◆ **YOUR GOAL**
Can the data below be set down again exactly, line for line?
##########
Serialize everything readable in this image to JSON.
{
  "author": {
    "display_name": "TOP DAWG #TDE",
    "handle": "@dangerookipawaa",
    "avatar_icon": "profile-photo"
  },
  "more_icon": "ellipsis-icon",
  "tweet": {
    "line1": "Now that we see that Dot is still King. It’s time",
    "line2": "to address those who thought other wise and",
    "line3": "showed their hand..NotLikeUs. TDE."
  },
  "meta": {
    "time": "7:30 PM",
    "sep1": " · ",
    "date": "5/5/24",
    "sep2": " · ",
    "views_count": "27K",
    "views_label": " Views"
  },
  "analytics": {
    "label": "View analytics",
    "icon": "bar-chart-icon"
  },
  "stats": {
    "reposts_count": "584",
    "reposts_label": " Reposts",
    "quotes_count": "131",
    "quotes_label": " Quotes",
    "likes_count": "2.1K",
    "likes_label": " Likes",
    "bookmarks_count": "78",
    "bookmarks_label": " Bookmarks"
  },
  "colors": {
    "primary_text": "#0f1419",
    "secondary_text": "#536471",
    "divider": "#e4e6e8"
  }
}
##########
◆ **WORKED ANSWER**
Serialize everything readable in this image to JSON.
{
  "author": {
    "display_name": "TOP DAWG #TDE",
    "handle": "@dangerookipawaa",
    "avatar_icon": "profile-photo"
  },
  "more_icon": "ellipsis-icon",
  "tweet": {
    "line1": "Now that we see that Dot is still King. It’s time",
    "line2": "to address those who thought other wise and",
    "line3": "showed their hand..NotLikeUs. TDE."
  },
  "meta": {
    "time": "7:30 PM",
    "sep1": " · ",
    "date": "5/5/24",
    "sep2": " · ",
    "views_count": "27K",
    "views_label": " Views"
  },
  "analytics": {
    "label": "View analytics",
    "icon": "bar-chart-icon"
  },
  "stats": {
    "reposts_count": "584",
    "reposts_label": " Reposts",
    "quotes_count": "131",
    "quotes_label": " Quotes",
    "likes_count": "2.1K",
    "likes_label": " Likes",
    "bookmarks_count": "78",
    "bookmarks_label": " Bookmarks"
  },
  "colors": {
    "primary_text": "#0f1419",
    "secondary_text": "#536471",
    "divider": "#e4e6e8"
  }
}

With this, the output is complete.